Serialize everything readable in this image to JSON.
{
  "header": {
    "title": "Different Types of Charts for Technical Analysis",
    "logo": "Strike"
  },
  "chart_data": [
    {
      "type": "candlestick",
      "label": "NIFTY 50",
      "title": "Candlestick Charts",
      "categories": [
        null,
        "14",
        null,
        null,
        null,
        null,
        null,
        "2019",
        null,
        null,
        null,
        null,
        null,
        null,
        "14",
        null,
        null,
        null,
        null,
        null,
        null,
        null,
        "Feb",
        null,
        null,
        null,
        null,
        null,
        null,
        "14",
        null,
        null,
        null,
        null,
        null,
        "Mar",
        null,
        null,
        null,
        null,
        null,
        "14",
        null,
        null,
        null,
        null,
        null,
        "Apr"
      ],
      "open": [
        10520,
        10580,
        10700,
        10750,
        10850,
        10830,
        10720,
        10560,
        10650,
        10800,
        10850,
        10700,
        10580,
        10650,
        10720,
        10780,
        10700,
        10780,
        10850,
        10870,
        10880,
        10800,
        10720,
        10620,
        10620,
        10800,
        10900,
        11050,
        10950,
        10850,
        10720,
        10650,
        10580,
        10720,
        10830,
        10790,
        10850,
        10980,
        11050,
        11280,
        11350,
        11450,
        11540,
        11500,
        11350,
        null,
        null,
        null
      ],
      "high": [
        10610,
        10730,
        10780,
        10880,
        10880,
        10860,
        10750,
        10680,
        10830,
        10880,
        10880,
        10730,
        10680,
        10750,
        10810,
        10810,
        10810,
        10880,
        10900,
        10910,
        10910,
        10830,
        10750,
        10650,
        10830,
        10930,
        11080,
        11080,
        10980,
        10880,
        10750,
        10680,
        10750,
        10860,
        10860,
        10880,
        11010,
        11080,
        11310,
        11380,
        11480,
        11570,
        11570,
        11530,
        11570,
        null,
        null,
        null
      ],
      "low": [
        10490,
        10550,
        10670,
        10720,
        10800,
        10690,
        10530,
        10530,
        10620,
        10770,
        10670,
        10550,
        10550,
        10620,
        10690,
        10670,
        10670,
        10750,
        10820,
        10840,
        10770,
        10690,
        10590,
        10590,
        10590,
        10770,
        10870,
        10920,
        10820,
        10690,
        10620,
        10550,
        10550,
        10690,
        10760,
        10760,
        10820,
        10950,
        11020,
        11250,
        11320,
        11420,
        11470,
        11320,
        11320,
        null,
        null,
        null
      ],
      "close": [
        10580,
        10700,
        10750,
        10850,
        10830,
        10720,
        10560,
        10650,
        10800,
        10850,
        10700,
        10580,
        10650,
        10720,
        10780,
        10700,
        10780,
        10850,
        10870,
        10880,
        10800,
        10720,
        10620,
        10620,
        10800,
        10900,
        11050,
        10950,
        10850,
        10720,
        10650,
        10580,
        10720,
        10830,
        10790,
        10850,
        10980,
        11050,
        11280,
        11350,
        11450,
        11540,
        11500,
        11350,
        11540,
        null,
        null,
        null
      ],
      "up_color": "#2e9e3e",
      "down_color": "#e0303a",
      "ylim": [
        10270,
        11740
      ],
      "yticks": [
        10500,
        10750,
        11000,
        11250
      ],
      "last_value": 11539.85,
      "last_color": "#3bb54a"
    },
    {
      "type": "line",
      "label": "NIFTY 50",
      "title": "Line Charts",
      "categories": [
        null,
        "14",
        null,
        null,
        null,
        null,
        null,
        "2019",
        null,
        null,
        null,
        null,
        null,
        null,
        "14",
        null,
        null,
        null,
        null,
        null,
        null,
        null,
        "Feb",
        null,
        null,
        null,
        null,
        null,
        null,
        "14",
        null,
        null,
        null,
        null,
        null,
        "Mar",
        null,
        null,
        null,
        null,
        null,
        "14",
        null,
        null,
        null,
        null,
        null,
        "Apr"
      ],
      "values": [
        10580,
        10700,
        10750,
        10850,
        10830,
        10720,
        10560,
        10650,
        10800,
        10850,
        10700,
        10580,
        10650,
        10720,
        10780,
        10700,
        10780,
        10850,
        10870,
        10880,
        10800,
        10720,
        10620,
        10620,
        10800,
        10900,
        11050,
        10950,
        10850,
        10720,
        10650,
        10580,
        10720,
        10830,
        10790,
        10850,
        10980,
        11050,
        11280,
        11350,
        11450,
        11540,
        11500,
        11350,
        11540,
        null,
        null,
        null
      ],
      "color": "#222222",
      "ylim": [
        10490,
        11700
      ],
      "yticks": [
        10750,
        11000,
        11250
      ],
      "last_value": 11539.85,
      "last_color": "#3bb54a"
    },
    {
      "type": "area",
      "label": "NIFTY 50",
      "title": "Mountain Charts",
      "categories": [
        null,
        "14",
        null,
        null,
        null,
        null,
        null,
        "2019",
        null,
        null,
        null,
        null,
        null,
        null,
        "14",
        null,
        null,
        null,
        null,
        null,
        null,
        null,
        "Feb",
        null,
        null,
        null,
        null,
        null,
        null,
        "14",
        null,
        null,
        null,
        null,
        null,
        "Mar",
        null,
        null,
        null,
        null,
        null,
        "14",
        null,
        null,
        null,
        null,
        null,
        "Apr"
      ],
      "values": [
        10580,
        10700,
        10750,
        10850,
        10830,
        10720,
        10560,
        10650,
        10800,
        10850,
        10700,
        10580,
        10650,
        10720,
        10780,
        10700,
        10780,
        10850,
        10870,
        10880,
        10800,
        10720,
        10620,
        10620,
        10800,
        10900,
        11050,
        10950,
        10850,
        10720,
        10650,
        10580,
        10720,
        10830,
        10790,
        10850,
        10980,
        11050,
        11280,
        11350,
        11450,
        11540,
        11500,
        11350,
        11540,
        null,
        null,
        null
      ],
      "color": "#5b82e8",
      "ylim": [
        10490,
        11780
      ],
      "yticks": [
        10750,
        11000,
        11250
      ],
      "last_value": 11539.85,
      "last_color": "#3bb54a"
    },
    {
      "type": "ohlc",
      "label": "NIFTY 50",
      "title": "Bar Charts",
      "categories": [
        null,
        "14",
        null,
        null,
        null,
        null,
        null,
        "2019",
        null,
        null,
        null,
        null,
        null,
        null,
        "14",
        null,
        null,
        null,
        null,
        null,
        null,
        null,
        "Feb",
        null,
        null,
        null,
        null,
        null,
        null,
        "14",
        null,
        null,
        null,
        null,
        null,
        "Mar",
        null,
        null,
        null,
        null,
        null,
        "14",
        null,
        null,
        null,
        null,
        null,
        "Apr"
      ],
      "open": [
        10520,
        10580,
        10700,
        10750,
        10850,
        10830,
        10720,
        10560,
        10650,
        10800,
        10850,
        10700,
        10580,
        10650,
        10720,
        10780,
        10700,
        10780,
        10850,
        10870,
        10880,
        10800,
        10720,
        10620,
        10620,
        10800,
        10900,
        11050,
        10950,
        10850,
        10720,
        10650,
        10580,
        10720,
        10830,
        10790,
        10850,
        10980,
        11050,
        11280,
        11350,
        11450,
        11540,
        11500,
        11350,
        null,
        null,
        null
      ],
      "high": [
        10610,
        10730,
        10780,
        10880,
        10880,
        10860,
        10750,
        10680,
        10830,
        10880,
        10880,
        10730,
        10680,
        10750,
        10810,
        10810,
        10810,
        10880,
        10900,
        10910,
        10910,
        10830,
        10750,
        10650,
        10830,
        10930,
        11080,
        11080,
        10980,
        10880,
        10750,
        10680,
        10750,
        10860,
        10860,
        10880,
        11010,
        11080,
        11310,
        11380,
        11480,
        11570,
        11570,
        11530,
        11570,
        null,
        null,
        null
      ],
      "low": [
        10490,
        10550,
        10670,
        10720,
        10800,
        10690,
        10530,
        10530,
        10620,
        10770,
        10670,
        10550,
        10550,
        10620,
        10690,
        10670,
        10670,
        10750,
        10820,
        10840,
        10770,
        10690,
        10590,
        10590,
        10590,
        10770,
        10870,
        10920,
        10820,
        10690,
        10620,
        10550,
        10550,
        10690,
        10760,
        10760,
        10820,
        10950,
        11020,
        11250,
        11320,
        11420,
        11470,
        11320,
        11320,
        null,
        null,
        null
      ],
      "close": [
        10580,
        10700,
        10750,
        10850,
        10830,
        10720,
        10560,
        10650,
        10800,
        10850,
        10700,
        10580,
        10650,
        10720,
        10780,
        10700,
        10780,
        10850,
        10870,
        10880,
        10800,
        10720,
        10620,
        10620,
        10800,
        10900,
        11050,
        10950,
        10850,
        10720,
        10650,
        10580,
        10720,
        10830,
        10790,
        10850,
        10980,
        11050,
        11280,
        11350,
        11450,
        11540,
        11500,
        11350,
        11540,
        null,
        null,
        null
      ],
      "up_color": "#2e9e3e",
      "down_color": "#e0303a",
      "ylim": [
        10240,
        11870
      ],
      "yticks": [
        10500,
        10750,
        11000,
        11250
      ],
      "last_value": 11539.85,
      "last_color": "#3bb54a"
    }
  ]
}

Required task.
Check every line of the data, and copy the ones that contain "Charts".

Task response.
    "title": "Different Types of Charts for Technical Analysis",
      "title": "Candlestick Charts",
      "title": "Line Charts",
      "title": "Mountain Charts",
      "title": "Bar Charts",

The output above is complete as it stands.